┌────────

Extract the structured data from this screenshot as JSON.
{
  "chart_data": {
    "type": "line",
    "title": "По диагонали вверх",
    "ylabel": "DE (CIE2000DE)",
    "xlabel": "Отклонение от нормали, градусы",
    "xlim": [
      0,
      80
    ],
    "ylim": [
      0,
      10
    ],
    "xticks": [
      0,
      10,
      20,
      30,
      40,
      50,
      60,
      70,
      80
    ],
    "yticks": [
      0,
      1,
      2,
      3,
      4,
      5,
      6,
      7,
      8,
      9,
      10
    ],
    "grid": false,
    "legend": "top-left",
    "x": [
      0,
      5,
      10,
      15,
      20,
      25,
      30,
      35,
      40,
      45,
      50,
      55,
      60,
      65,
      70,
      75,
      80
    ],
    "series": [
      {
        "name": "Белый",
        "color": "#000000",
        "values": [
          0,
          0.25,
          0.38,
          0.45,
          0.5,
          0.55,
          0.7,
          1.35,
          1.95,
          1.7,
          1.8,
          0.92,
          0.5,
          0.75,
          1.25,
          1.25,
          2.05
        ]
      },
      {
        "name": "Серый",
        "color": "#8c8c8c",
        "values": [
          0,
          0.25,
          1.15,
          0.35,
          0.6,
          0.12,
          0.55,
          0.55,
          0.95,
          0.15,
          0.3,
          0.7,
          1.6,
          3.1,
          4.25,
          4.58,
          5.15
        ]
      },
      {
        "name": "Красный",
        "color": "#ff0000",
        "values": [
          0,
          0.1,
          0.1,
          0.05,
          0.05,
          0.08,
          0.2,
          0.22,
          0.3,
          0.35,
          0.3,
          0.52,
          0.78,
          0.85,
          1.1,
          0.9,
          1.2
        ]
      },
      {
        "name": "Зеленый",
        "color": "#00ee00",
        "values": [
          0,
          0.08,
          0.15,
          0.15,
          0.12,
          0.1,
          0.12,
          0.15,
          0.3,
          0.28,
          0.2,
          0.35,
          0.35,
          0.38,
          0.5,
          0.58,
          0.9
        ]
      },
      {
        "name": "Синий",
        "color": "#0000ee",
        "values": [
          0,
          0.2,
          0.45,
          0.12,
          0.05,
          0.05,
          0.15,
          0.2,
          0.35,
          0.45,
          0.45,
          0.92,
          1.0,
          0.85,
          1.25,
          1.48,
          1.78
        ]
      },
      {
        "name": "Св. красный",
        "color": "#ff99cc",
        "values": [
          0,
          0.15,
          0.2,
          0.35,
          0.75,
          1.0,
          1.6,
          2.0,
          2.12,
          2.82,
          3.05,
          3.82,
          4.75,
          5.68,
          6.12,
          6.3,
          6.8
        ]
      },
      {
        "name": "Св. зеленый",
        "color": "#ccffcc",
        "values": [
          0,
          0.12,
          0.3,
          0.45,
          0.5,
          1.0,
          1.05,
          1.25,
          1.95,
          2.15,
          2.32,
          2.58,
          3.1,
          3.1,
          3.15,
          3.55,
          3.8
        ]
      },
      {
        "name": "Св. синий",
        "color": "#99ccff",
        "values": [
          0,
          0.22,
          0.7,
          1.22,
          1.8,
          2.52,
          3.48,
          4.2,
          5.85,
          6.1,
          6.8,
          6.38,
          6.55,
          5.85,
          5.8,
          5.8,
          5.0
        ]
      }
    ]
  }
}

└────────

◆ **Exercise directions**:
Report all lines of the material that contain the word "name".

◆ **Correct response**:
        "name": "Белый",
        "name": "Серый",
        "name": "Красный",
        "name": "Зеленый",
        "name": "Синий",
        "name": "Св. красный",
        "name": "Св. зеленый",
        "name": "Св. синий",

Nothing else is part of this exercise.